TASK TO CARRY OUT. Only the lines holding the string "stats" are needed. Copy each one.

Stored items from a collection
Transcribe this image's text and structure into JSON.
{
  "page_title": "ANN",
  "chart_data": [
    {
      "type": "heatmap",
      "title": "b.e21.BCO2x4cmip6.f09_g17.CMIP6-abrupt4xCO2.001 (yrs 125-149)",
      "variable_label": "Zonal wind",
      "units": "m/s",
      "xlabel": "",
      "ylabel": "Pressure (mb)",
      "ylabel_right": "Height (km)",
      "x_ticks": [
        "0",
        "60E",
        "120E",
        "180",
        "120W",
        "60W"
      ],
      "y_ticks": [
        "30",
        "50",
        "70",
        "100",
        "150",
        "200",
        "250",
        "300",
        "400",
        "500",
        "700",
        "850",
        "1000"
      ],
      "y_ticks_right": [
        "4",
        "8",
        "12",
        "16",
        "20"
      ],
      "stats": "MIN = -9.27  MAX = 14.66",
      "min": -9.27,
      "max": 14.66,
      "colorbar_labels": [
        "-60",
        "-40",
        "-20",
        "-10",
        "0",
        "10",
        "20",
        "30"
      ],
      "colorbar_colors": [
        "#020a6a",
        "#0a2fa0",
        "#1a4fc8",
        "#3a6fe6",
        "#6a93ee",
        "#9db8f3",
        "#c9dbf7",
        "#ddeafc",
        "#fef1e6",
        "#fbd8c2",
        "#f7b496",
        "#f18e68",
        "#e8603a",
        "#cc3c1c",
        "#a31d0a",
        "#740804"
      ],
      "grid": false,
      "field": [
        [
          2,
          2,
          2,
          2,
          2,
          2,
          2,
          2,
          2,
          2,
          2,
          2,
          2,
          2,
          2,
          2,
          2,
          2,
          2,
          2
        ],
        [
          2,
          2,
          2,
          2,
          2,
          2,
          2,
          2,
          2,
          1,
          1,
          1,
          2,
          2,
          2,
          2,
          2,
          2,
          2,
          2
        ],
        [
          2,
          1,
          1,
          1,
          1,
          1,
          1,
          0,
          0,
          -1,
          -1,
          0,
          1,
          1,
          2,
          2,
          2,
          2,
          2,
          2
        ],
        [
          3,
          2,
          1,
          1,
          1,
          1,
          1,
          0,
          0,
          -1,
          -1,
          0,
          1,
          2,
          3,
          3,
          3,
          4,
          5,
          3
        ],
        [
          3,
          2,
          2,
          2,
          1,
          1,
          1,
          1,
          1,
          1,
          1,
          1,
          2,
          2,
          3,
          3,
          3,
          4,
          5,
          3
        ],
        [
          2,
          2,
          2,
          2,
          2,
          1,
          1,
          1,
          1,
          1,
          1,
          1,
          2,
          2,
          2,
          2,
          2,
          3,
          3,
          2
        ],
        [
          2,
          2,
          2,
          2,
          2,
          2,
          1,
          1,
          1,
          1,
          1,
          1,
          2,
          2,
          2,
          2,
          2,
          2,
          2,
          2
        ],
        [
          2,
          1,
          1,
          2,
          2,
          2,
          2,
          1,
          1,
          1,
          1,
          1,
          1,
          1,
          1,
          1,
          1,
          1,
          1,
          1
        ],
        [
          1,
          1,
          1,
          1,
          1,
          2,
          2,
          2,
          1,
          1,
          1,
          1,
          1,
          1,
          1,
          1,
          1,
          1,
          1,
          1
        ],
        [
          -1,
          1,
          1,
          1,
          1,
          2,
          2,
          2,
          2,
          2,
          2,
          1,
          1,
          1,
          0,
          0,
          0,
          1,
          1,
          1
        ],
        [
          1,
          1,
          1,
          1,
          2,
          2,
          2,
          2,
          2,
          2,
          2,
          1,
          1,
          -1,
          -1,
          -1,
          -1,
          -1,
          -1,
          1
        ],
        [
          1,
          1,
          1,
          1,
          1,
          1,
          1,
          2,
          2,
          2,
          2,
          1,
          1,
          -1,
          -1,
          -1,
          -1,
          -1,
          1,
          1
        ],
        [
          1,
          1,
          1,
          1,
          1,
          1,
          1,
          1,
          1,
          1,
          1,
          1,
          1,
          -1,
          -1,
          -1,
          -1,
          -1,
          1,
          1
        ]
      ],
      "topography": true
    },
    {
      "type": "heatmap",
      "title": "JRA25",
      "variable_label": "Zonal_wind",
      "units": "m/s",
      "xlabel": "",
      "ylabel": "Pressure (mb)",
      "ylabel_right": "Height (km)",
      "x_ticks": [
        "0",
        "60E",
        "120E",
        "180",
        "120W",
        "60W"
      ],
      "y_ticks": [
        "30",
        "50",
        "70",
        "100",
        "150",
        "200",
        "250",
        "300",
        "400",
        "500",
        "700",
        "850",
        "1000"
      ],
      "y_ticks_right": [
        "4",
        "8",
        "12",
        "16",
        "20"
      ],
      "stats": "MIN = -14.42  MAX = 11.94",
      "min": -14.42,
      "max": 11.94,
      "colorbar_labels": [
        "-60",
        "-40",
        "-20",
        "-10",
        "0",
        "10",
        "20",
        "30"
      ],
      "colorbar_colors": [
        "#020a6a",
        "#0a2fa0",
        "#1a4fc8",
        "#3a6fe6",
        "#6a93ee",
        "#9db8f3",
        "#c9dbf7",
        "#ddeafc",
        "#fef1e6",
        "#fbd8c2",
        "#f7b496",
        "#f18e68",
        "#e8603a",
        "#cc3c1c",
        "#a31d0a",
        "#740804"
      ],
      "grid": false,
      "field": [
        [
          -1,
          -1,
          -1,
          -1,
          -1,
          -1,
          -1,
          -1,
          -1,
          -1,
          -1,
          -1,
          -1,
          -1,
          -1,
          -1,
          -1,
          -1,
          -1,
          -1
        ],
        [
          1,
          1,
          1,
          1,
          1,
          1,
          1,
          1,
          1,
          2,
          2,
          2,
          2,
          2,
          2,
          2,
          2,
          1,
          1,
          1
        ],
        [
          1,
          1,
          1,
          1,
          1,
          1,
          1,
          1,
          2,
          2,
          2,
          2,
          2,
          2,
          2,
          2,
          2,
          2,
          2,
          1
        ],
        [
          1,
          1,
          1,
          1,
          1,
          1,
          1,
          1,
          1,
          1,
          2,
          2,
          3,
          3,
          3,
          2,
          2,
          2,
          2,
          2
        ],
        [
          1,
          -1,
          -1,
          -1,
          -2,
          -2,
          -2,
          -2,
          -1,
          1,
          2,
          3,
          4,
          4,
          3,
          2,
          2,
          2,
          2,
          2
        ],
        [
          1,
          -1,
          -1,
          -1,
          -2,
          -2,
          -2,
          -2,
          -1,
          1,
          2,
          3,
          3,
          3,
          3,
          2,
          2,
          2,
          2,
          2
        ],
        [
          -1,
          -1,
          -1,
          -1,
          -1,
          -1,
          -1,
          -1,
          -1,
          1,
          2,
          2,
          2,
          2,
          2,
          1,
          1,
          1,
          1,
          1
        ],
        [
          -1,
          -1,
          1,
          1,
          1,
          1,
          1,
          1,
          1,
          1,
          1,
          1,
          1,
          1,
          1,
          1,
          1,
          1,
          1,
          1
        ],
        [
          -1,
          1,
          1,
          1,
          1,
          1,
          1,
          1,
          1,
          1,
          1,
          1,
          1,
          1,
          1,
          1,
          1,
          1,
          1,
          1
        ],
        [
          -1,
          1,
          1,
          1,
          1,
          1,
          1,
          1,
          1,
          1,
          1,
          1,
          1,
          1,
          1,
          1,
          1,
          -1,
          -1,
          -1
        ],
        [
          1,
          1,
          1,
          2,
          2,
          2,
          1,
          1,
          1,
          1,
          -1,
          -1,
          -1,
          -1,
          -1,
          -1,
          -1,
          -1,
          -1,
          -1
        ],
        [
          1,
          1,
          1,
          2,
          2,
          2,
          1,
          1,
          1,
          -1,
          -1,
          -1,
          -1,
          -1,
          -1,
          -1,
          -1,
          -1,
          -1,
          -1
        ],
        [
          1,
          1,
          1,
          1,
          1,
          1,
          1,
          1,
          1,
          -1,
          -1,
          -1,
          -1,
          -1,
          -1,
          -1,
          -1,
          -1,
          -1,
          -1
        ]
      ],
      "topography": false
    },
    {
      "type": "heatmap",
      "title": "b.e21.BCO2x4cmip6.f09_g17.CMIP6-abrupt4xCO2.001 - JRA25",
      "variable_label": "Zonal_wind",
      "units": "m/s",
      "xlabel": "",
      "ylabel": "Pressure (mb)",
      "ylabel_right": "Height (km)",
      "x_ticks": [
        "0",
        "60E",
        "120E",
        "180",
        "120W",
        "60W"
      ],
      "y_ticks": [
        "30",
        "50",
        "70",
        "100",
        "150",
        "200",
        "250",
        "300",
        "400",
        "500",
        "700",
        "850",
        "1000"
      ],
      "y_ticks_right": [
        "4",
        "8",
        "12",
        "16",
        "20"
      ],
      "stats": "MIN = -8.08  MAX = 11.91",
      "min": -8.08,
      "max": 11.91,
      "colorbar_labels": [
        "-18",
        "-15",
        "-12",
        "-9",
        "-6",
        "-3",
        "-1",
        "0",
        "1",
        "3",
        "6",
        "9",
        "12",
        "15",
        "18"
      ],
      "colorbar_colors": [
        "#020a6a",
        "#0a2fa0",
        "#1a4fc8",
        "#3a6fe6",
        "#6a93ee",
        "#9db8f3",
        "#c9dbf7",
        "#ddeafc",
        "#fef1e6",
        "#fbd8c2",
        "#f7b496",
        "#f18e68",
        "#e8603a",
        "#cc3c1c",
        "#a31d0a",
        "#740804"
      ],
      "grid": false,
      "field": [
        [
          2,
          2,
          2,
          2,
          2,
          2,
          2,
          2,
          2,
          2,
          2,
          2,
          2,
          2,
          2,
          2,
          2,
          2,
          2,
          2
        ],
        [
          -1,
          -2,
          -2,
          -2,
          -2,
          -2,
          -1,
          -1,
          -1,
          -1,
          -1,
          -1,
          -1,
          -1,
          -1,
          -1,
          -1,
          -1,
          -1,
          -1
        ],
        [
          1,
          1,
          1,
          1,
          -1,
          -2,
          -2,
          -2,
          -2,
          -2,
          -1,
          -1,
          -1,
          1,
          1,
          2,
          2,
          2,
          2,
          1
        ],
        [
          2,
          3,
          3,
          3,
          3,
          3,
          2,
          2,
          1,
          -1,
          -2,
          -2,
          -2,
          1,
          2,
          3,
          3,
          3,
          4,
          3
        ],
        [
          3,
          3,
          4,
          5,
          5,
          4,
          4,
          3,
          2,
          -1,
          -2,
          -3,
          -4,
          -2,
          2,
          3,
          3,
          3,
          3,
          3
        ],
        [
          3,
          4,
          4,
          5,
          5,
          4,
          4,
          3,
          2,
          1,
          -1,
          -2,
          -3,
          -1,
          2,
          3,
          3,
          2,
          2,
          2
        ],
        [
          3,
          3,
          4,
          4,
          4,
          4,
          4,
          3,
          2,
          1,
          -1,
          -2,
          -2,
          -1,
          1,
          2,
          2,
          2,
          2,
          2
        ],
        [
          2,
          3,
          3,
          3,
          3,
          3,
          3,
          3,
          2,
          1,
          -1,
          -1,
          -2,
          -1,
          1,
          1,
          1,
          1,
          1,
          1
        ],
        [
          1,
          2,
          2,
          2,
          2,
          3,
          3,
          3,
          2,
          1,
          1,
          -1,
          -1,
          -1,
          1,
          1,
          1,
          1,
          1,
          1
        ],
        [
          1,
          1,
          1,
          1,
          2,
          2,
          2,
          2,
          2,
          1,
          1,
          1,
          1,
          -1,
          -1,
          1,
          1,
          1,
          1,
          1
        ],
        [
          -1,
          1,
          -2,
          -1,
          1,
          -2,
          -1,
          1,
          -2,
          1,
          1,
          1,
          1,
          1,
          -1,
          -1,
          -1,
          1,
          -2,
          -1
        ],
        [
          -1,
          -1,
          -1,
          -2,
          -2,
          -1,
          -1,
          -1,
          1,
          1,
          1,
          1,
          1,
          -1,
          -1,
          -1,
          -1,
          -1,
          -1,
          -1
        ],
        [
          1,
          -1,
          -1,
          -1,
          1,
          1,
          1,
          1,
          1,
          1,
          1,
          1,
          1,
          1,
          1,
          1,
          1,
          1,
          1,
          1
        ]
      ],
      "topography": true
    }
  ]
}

THE REPLY.
      "stats": "MIN = -9.27  MAX = 14.66",
      "stats": "MIN = -14.42  MAX = 11.94",
      "stats": "MIN = -8.08  MAX = 11.91",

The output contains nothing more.